◆ **Set of tasks**:
1 – In the passage on voting rights and electoral registration below, in what year was a full franchise thought finally to have been achieved in the UK?
2 – State whether each statement agrees with the passage on voting rights and electoral registration below. Answer yes or no and quote the words from the passage that decide it.
(a) The passage suggests that people could first be registered through their schools at age 15.
(b) The Private Members Bill mentioned in the passage was brought in the 1995-6 session.
(c) The passage says the young are among those missing from the registers in high percentage.

◆ **Exercise passage**:
A proactive electoral registration system needs putting into operation. It would help if the vote was given to 16 year olds. Whilst “attainers” at 15, they could first be registered via their schools. This would make then easier to be tracked for registration purposes later in life. Regular canvassing should also take place by electoral registration officers to gain more accurate registration. Then modern technology could be used by electoral registration officers to help in the compiling of registers and to make effective use of the provisions of the Rolling Registration system – i.e. to see that names are placed on the relevant registers as people move their residence within a mobile society. This would also end the dubious need to allow some people to have their names appearing on more then one register.
Tom Paine and the Chartists (with the important addition of the Suffragettes) knew the significance the franchise. A full franchise was thought finally to have been achieved in the UK in 1928, but we have allowed it to wither on the vine. Establishing a full franchise should be a priority for all democrats and especially for democratic socialists who have a special belief in the importance of social equality.
When I was an MP I sort to tackle the matter via a Private Members Bill in the 1992-3 session and became involved with a body called “Full Franchise”. Then I pushed various Ten Minute Rule Bills and amendments to legislation, especially to what became the 2000 Representation of the People’s Act. But the only success I can claim (as the Government took it up) was the initial and perfectly inadequate provisions on Rolling Electoral Registration. Since those times information technology has bounded forth and the hopes contained in my proposals could be considerably polished and advanced.
Labour should be pressed to take these matters on board. Ideologically they don’t need even to frighten middle England by saying that it is a socialist measure. If they need a vested interest before they can take up a principle, then a full franchise would lead to a future redrawing of constituency boundaries. This time in Labour’s favour. For the Electoral Commission shows that those who are missing from the registers are a high percentage of the poor, ethnic minorities, the young and the highly mobile such as those in bed-sitter land. The only problem for Labour is that it would have to start paying serious attention to the well-being of these categories.

◆ **Source material**:

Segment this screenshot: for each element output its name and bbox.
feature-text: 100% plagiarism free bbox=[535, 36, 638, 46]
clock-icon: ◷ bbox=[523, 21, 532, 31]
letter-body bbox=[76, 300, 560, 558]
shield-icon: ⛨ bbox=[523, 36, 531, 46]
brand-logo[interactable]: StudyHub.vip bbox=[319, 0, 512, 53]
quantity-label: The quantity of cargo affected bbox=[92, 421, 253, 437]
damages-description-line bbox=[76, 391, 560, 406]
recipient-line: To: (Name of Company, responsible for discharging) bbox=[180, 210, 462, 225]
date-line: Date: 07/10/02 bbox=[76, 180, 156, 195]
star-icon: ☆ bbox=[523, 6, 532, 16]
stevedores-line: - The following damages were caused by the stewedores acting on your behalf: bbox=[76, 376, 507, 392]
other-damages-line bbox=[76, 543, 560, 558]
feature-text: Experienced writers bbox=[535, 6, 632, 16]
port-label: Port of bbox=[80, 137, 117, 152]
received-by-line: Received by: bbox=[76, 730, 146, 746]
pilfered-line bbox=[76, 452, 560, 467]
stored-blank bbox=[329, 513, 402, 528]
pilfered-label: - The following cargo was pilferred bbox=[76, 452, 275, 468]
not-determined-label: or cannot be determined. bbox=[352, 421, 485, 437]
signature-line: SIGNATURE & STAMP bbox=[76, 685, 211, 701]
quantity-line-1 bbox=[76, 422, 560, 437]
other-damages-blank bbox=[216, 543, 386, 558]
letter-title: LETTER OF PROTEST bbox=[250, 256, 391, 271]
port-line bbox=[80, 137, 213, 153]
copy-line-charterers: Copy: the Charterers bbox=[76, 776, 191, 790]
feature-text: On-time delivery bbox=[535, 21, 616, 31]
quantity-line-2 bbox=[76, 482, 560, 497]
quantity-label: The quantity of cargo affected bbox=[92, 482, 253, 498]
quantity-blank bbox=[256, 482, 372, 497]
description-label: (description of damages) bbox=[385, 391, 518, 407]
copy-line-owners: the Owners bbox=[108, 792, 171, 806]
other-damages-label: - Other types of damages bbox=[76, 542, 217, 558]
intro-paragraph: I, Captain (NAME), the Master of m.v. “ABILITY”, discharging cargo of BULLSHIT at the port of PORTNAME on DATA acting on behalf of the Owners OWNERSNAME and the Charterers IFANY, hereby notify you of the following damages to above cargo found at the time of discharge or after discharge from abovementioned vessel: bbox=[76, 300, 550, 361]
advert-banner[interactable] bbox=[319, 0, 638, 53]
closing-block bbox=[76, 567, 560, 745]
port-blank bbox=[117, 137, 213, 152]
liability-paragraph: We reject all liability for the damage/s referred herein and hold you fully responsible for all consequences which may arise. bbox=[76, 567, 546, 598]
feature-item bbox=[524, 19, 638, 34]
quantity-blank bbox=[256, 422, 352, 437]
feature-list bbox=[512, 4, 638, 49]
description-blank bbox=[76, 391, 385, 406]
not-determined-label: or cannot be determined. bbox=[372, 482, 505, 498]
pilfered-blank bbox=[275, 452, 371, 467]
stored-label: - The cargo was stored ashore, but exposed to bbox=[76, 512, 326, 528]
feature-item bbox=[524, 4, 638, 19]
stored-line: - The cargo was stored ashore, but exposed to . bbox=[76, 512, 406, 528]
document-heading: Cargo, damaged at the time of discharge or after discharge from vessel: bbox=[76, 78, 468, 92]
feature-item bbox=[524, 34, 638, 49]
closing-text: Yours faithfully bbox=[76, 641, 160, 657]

◆ **Exercise solutions**:
1 – 1928

2 –
(a) Yes: "Whilst “attainers” at 15, they could first be registered via their schools."
(b) No: "via a Private Members Bill in the 1992-3 session"
(c) Yes: "those who are missing from the registers are a high percentage of the poor, ethnic minorities, the young and the highly mobile"